OBJECTIVE: Assemble all lines in which the string "تاریخ" appears.

Extracted records
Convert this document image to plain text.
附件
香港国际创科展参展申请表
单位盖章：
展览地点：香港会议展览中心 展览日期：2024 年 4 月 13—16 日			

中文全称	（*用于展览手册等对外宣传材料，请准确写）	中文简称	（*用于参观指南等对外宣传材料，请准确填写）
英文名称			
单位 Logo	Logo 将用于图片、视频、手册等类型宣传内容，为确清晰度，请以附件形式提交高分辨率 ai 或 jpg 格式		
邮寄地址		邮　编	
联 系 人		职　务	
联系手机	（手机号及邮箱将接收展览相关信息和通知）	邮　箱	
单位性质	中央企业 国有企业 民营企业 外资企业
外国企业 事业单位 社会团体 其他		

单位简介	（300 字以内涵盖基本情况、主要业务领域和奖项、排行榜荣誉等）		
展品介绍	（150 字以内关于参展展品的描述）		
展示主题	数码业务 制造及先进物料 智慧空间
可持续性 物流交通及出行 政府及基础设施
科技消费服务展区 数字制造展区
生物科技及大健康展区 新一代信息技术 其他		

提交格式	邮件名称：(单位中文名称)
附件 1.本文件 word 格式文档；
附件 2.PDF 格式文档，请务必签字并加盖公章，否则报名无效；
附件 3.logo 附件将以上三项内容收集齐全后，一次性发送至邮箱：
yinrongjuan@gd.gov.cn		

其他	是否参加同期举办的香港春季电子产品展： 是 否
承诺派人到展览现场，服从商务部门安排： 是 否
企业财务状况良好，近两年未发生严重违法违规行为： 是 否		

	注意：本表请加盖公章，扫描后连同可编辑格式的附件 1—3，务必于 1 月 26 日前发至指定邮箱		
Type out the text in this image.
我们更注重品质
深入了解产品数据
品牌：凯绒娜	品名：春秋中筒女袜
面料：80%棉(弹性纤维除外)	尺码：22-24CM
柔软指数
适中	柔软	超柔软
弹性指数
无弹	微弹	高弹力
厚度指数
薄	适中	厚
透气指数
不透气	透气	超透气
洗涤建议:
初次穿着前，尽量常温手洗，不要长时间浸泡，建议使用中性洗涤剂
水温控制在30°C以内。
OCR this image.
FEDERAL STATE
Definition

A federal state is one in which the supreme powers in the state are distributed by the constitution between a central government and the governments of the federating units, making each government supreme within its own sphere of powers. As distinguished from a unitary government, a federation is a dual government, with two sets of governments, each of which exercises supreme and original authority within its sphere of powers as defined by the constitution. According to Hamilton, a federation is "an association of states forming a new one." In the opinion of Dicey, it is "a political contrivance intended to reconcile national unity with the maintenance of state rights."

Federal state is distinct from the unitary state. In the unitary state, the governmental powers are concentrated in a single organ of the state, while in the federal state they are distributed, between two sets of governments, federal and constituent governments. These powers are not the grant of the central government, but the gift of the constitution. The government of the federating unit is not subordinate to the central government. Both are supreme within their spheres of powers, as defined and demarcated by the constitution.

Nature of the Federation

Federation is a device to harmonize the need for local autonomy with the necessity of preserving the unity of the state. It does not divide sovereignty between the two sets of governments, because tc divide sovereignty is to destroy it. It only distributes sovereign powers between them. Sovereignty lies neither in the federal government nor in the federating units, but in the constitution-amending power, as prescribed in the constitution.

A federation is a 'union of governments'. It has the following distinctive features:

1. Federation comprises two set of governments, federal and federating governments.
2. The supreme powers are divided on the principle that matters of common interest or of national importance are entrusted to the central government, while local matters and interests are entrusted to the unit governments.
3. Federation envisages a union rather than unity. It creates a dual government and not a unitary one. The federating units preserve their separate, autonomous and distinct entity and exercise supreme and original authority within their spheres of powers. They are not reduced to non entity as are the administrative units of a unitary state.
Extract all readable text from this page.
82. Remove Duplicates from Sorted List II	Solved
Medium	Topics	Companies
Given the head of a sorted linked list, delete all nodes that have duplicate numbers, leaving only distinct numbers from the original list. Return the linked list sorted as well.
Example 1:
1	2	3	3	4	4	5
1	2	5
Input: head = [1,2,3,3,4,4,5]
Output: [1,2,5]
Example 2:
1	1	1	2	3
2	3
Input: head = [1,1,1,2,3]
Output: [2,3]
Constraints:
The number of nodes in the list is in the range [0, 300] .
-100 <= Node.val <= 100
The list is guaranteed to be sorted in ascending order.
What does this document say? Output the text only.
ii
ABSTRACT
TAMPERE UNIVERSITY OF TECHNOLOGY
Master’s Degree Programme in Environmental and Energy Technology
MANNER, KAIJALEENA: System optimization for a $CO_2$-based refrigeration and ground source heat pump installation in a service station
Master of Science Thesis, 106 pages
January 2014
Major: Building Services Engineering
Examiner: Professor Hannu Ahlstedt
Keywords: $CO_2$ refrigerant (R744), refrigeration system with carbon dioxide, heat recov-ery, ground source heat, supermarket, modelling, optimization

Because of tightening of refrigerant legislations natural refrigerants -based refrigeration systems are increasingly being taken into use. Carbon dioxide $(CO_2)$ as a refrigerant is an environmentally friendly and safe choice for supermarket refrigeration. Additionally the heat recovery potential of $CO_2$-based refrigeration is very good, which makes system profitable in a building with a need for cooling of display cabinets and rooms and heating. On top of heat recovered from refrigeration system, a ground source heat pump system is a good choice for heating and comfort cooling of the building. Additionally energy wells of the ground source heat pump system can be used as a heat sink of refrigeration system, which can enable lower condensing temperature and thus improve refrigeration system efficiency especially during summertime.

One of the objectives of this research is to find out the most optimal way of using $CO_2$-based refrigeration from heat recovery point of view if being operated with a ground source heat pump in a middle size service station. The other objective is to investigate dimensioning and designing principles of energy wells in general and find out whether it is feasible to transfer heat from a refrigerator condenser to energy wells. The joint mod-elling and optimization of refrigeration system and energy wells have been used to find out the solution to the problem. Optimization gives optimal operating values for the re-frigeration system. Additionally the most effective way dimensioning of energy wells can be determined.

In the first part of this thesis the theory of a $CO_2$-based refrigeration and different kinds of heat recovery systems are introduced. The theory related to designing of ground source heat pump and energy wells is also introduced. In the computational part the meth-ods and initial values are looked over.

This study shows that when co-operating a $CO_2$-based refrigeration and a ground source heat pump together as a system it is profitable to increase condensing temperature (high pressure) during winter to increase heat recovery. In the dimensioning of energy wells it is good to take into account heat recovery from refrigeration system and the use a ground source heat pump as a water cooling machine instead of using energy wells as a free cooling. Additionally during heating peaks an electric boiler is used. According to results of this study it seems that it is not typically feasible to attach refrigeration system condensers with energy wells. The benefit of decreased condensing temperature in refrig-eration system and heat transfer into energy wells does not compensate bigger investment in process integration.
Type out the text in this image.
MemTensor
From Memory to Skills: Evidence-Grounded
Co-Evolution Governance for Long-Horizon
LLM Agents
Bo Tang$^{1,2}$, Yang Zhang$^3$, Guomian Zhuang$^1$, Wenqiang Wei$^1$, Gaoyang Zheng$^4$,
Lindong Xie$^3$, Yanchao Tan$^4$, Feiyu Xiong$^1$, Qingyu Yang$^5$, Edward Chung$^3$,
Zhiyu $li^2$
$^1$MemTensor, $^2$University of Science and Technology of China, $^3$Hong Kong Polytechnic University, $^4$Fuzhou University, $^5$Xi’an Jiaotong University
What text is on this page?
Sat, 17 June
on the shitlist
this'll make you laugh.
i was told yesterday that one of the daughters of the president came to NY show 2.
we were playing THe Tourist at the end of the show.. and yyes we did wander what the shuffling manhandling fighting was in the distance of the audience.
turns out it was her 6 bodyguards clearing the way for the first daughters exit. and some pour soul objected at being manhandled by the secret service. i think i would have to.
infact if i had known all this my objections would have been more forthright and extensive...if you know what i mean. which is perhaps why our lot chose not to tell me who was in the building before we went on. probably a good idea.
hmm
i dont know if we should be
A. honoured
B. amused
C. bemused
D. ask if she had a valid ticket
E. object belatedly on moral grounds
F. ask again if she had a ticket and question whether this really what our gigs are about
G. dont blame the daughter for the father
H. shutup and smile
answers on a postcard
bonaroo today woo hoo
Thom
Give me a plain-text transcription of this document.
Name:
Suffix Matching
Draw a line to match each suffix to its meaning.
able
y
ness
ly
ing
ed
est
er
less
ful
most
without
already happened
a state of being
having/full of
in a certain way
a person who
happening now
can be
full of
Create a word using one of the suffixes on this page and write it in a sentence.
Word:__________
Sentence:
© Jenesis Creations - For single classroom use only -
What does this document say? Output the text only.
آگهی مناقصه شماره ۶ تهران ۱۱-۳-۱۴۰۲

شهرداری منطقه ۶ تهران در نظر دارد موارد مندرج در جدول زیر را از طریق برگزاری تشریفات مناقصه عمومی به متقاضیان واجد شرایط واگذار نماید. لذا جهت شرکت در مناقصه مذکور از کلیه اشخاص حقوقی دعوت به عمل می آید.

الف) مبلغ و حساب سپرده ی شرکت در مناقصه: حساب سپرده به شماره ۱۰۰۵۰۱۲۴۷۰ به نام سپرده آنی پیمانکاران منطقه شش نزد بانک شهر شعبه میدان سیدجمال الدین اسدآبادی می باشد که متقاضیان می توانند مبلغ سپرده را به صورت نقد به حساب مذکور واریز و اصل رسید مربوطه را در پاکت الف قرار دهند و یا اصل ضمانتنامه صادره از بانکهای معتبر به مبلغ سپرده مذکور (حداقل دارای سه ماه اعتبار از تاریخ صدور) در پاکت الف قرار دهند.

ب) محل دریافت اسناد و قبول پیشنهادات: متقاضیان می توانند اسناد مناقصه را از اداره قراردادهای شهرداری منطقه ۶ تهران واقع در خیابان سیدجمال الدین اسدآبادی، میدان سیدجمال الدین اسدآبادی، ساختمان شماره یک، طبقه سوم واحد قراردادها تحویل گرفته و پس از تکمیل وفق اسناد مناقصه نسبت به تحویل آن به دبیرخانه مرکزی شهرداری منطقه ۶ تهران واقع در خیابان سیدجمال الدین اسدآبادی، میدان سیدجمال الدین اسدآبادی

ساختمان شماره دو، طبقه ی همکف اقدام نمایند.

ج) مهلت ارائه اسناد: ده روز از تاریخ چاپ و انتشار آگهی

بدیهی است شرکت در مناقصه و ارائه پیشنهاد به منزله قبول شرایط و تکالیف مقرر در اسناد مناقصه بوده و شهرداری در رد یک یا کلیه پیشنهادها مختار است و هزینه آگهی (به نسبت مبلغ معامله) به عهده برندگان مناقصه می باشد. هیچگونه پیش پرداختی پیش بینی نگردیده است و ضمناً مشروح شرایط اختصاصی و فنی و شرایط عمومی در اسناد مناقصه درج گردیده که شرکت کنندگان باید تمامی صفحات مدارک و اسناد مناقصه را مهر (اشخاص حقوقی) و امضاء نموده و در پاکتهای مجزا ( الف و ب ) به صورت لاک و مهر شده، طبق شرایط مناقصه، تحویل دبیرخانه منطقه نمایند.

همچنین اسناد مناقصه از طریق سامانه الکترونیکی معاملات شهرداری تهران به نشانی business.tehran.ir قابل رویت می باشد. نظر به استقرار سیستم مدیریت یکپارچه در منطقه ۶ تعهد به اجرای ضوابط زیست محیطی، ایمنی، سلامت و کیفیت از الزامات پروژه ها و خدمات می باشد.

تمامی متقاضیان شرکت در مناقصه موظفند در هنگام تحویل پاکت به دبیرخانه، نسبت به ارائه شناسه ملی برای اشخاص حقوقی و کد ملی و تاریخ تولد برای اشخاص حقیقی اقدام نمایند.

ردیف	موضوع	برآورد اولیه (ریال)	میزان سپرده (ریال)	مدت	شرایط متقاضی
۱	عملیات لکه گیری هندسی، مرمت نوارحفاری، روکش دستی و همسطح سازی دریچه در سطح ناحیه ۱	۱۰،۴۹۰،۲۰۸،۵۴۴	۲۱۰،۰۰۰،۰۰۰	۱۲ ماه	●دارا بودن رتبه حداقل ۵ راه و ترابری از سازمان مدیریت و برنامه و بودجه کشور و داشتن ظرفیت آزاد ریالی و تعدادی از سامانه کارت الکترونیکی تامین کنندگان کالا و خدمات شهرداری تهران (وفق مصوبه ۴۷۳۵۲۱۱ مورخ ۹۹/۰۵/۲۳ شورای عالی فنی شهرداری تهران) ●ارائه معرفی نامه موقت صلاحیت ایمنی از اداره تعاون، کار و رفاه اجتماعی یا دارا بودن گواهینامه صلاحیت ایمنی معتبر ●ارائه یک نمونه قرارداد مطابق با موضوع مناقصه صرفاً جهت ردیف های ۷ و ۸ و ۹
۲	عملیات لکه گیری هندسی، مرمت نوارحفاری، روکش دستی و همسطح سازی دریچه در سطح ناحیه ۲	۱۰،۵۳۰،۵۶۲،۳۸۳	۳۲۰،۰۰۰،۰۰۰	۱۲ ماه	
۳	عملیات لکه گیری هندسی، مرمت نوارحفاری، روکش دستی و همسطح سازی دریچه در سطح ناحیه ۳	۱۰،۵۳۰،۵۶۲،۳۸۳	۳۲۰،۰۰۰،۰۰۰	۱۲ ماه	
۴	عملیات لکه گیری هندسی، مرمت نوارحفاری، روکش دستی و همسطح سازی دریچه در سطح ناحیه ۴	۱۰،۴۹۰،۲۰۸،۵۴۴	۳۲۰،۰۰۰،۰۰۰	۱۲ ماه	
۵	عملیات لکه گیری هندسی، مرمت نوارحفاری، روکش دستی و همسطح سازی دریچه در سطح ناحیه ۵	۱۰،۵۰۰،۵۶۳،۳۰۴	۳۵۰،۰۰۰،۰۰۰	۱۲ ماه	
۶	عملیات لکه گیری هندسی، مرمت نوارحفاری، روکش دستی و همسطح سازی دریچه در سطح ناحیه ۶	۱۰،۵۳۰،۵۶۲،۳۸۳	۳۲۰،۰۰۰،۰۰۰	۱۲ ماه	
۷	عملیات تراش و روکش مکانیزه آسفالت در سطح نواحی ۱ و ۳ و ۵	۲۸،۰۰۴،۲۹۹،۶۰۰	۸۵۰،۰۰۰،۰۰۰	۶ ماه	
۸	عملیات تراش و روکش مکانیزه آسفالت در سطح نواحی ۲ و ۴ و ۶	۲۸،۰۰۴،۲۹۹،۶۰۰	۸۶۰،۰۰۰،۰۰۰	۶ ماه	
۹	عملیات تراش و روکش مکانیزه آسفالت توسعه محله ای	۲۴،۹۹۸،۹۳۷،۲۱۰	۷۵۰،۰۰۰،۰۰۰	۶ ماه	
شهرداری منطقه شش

ANSWER TO THIS PROBLEM:
الف) مبلغ و حساب سپرده ی شرکت در مناقصه: حساب سپرده به شماره ۱۰۰۵۰۱۲۴۷۰ به نام سپرده آنی پیمانکاران منطقه شش نزد بانک شهر شعبه میدان سیدجمال الدین اسدآبادی می باشد که متقاضیان می توانند مبلغ سپرده را به صورت نقد به حساب مذکور واریز و اصل رسید مربوطه را در پاکت الف قرار دهند و یا اصل ضمانتنامه صادره از بانکهای معتبر به مبلغ سپرده مذکور (حداقل دارای سه ماه اعتبار از تاریخ صدور) در پاکت الف قرار دهند.
ج) مهلت ارائه اسناد: ده روز از تاریخ چاپ و انتشار آگهی
تمامی متقاضیان شرکت در مناقصه موظفند در هنگام تحویل پاکت به دبیرخانه، نسبت به ارائه شناسه ملی برای اشخاص حقوقی و کد ملی و تاریخ تولد برای اشخاص حقیقی اقدام نمایند.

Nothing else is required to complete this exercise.